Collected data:
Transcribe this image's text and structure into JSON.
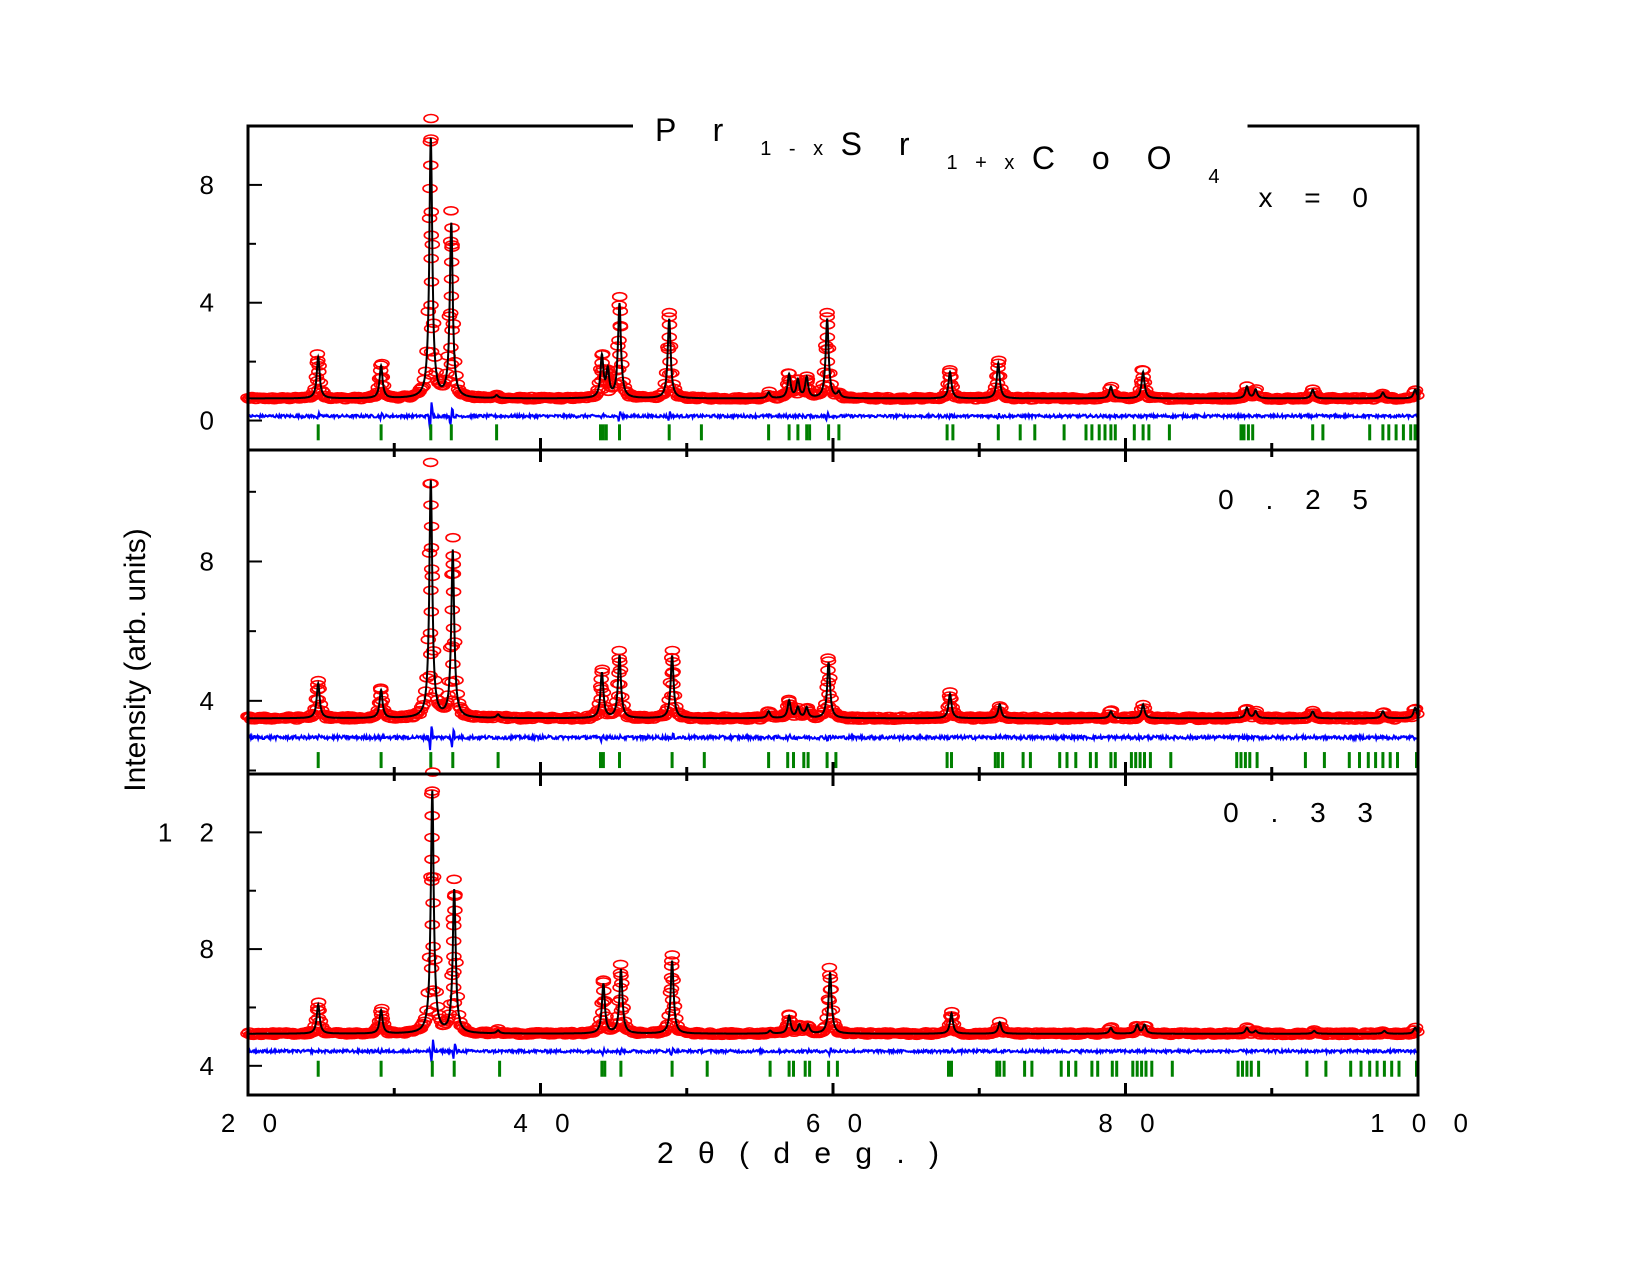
{
  "chart_data": {
    "type": "line",
    "title": {
      "parts": [
        {
          "text": "P r",
          "sub": false
        },
        {
          "text": "1 - x",
          "sub": true
        },
        {
          "text": "S r",
          "sub": false
        },
        {
          "text": "1 + x",
          "sub": true
        },
        {
          "text": "C o O",
          "sub": false
        },
        {
          "text": "4",
          "sub": true
        }
      ]
    },
    "xlabel": "2 θ  ( d e g . )",
    "ylabel": "Intensity (arb. units)",
    "xlim": [
      20,
      100
    ],
    "xticks": [
      20,
      40,
      60,
      80,
      100
    ],
    "xtick_labels": [
      "2 0",
      "4 0",
      "6 0",
      "8 0",
      "1 0 0"
    ],
    "series_legend": {
      "observed": "red open circles",
      "calculated": "black line",
      "difference": "blue line",
      "bragg_positions": "green ticks"
    },
    "colors": {
      "observed": "#ff0000",
      "calculated": "#000000",
      "difference": "#0000ff",
      "bragg": "#008000"
    },
    "panels": [
      {
        "label": "x  =  0",
        "ylim": [
          -1,
          10
        ],
        "yticks": [
          0,
          4,
          8
        ],
        "ytick_labels": [
          "0",
          "4",
          "8"
        ],
        "baseline": 0.75,
        "diff_level": 0.15,
        "bragg_level": -0.4,
        "peaks": [
          {
            "x": 24.8,
            "h": 1.4
          },
          {
            "x": 29.1,
            "h": 1.1
          },
          {
            "x": 32.5,
            "h": 8.8
          },
          {
            "x": 33.9,
            "h": 5.9
          },
          {
            "x": 37.0,
            "h": 0.1
          },
          {
            "x": 44.2,
            "h": 1.4
          },
          {
            "x": 44.6,
            "h": 0.9
          },
          {
            "x": 45.4,
            "h": 3.2
          },
          {
            "x": 48.8,
            "h": 2.7
          },
          {
            "x": 55.6,
            "h": 0.2
          },
          {
            "x": 57.0,
            "h": 0.8
          },
          {
            "x": 57.6,
            "h": 0.6
          },
          {
            "x": 58.2,
            "h": 0.7
          },
          {
            "x": 59.6,
            "h": 2.7
          },
          {
            "x": 60.4,
            "h": 0.2
          },
          {
            "x": 68.0,
            "h": 0.9
          },
          {
            "x": 71.3,
            "h": 1.2
          },
          {
            "x": 79.0,
            "h": 0.4
          },
          {
            "x": 81.2,
            "h": 0.9
          },
          {
            "x": 88.3,
            "h": 0.4
          },
          {
            "x": 88.9,
            "h": 0.3
          },
          {
            "x": 92.8,
            "h": 0.3
          },
          {
            "x": 97.6,
            "h": 0.2
          },
          {
            "x": 99.8,
            "h": 0.3
          }
        ],
        "bragg": [
          24.8,
          29.1,
          32.5,
          33.9,
          37.0,
          44.1,
          44.3,
          44.5,
          45.4,
          48.8,
          51.0,
          55.6,
          57.0,
          57.6,
          58.2,
          58.4,
          59.7,
          60.4,
          67.8,
          68.2,
          71.3,
          72.8,
          73.8,
          75.8,
          77.3,
          77.7,
          78.2,
          78.6,
          79.0,
          79.3,
          80.6,
          81.2,
          81.6,
          83.0,
          87.9,
          88.1,
          88.4,
          88.7,
          92.8,
          93.5,
          96.7,
          97.6,
          98.0,
          98.5,
          99.0,
          99.5,
          99.8
        ]
      },
      {
        "label": "0 . 2 5",
        "ylim": [
          1.9,
          11.2
        ],
        "yticks": [
          4,
          8
        ],
        "ytick_labels": [
          "4",
          "8"
        ],
        "baseline": 3.5,
        "diff_level": 2.95,
        "bragg_level": 2.3,
        "peaks": [
          {
            "x": 24.8,
            "h": 1.0
          },
          {
            "x": 29.1,
            "h": 0.8
          },
          {
            "x": 32.5,
            "h": 6.8
          },
          {
            "x": 34.0,
            "h": 4.8
          },
          {
            "x": 37.1,
            "h": 0.1
          },
          {
            "x": 44.2,
            "h": 1.3
          },
          {
            "x": 45.4,
            "h": 1.8
          },
          {
            "x": 49.0,
            "h": 1.8
          },
          {
            "x": 55.6,
            "h": 0.2
          },
          {
            "x": 57.0,
            "h": 0.5
          },
          {
            "x": 57.6,
            "h": 0.3
          },
          {
            "x": 58.2,
            "h": 0.3
          },
          {
            "x": 59.7,
            "h": 1.6
          },
          {
            "x": 68.0,
            "h": 0.7
          },
          {
            "x": 71.4,
            "h": 0.4
          },
          {
            "x": 79.0,
            "h": 0.2
          },
          {
            "x": 81.2,
            "h": 0.4
          },
          {
            "x": 88.3,
            "h": 0.3
          },
          {
            "x": 88.9,
            "h": 0.2
          },
          {
            "x": 92.8,
            "h": 0.2
          },
          {
            "x": 97.6,
            "h": 0.2
          },
          {
            "x": 99.8,
            "h": 0.3
          }
        ],
        "bragg": [
          24.8,
          29.1,
          32.5,
          34.0,
          37.1,
          44.1,
          44.3,
          45.4,
          49.0,
          51.2,
          55.6,
          56.9,
          57.3,
          58.0,
          58.3,
          59.6,
          60.2,
          67.8,
          68.1,
          71.1,
          71.3,
          71.6,
          73.0,
          73.5,
          75.5,
          76.0,
          76.6,
          77.6,
          78.0,
          79.0,
          79.3,
          80.4,
          80.7,
          81.0,
          81.3,
          81.7,
          83.1,
          87.6,
          87.9,
          88.2,
          88.5,
          89.0,
          92.3,
          93.6,
          95.3,
          96.0,
          96.6,
          97.1,
          97.6,
          98.1,
          98.6,
          99.9
        ]
      },
      {
        "label": "0 . 3 3",
        "ylim": [
          3.0,
          14.0
        ],
        "yticks": [
          4,
          8,
          12
        ],
        "ytick_labels": [
          "4",
          "8",
          "1 2"
        ],
        "baseline": 5.1,
        "diff_level": 4.5,
        "bragg_level": 3.9,
        "peaks": [
          {
            "x": 24.8,
            "h": 1.0
          },
          {
            "x": 29.1,
            "h": 0.8
          },
          {
            "x": 32.6,
            "h": 8.3
          },
          {
            "x": 34.1,
            "h": 4.9
          },
          {
            "x": 37.1,
            "h": 0.1
          },
          {
            "x": 44.3,
            "h": 1.7
          },
          {
            "x": 45.5,
            "h": 2.2
          },
          {
            "x": 49.0,
            "h": 2.5
          },
          {
            "x": 55.7,
            "h": 0.1
          },
          {
            "x": 57.0,
            "h": 0.6
          },
          {
            "x": 57.7,
            "h": 0.3
          },
          {
            "x": 58.3,
            "h": 0.3
          },
          {
            "x": 59.8,
            "h": 2.1
          },
          {
            "x": 68.1,
            "h": 0.7
          },
          {
            "x": 71.4,
            "h": 0.4
          },
          {
            "x": 79.0,
            "h": 0.2
          },
          {
            "x": 80.8,
            "h": 0.3
          },
          {
            "x": 81.3,
            "h": 0.3
          },
          {
            "x": 88.3,
            "h": 0.2
          },
          {
            "x": 88.9,
            "h": 0.1
          },
          {
            "x": 92.9,
            "h": 0.1
          },
          {
            "x": 97.7,
            "h": 0.1
          },
          {
            "x": 99.8,
            "h": 0.2
          }
        ],
        "bragg": [
          24.8,
          29.1,
          32.6,
          34.1,
          37.2,
          44.2,
          44.4,
          45.5,
          49.0,
          51.4,
          55.7,
          57.0,
          57.3,
          58.1,
          58.4,
          59.7,
          60.3,
          67.9,
          68.1,
          71.2,
          71.4,
          71.7,
          73.1,
          73.6,
          75.6,
          76.1,
          76.6,
          77.7,
          78.1,
          79.1,
          79.4,
          80.5,
          80.8,
          81.1,
          81.4,
          81.8,
          83.2,
          87.7,
          88.0,
          88.3,
          88.6,
          89.1,
          92.4,
          93.7,
          95.4,
          96.1,
          96.7,
          97.2,
          97.7,
          98.2,
          98.7,
          99.9
        ]
      }
    ]
  }
}
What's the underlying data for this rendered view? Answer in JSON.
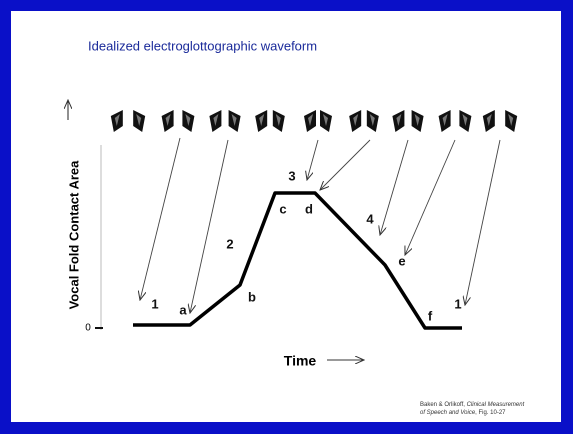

» **Exercise description**:
Scan the lines above for "calculated", then copy every one that has it.

» **Exercise output**:
      "calculated": "black line",
      "calculated": "#000000",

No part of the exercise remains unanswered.